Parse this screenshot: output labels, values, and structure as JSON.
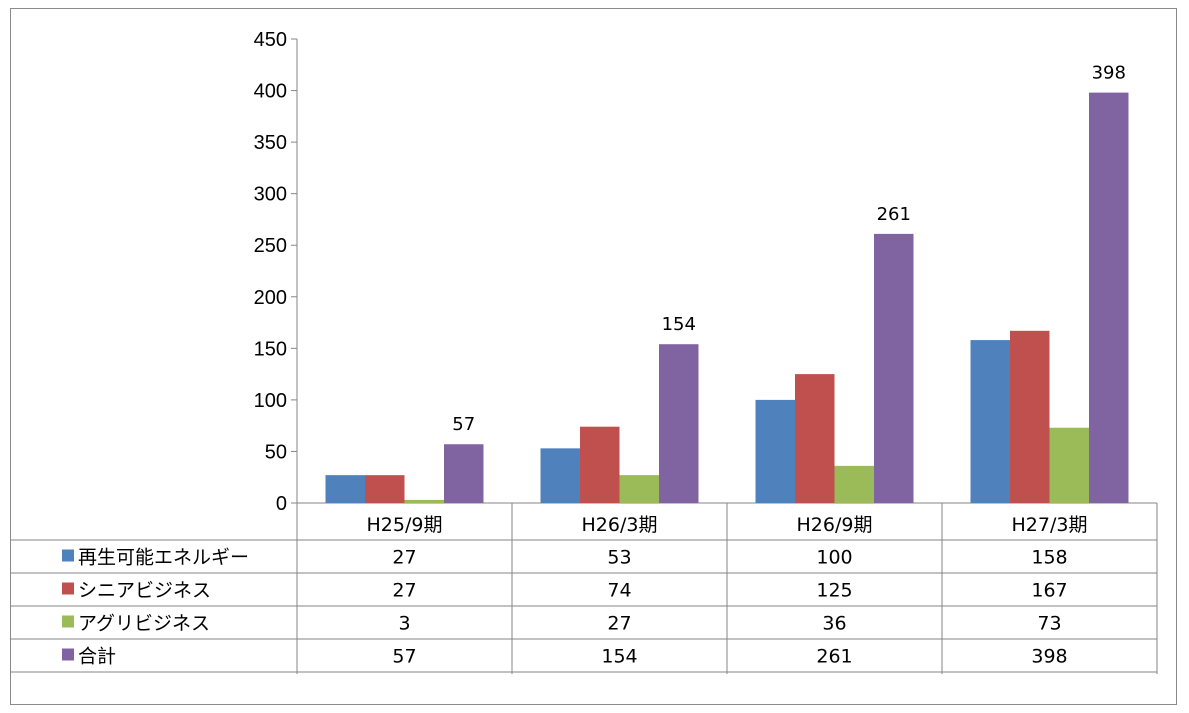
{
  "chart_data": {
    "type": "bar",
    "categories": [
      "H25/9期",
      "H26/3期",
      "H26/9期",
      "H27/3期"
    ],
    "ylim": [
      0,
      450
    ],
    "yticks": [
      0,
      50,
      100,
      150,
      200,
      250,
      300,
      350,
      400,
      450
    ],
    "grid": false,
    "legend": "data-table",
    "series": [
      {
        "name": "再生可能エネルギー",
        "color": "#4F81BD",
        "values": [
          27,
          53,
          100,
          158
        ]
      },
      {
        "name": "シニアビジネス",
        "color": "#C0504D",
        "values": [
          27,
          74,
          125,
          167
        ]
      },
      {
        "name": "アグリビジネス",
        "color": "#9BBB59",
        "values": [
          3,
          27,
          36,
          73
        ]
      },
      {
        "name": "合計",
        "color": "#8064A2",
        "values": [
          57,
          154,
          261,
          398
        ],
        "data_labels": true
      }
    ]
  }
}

• REQUIREMENT
Write down only the number of lines that contain the string "name" in the listing.

• SOLUTION FOR THIS PROBLEM
4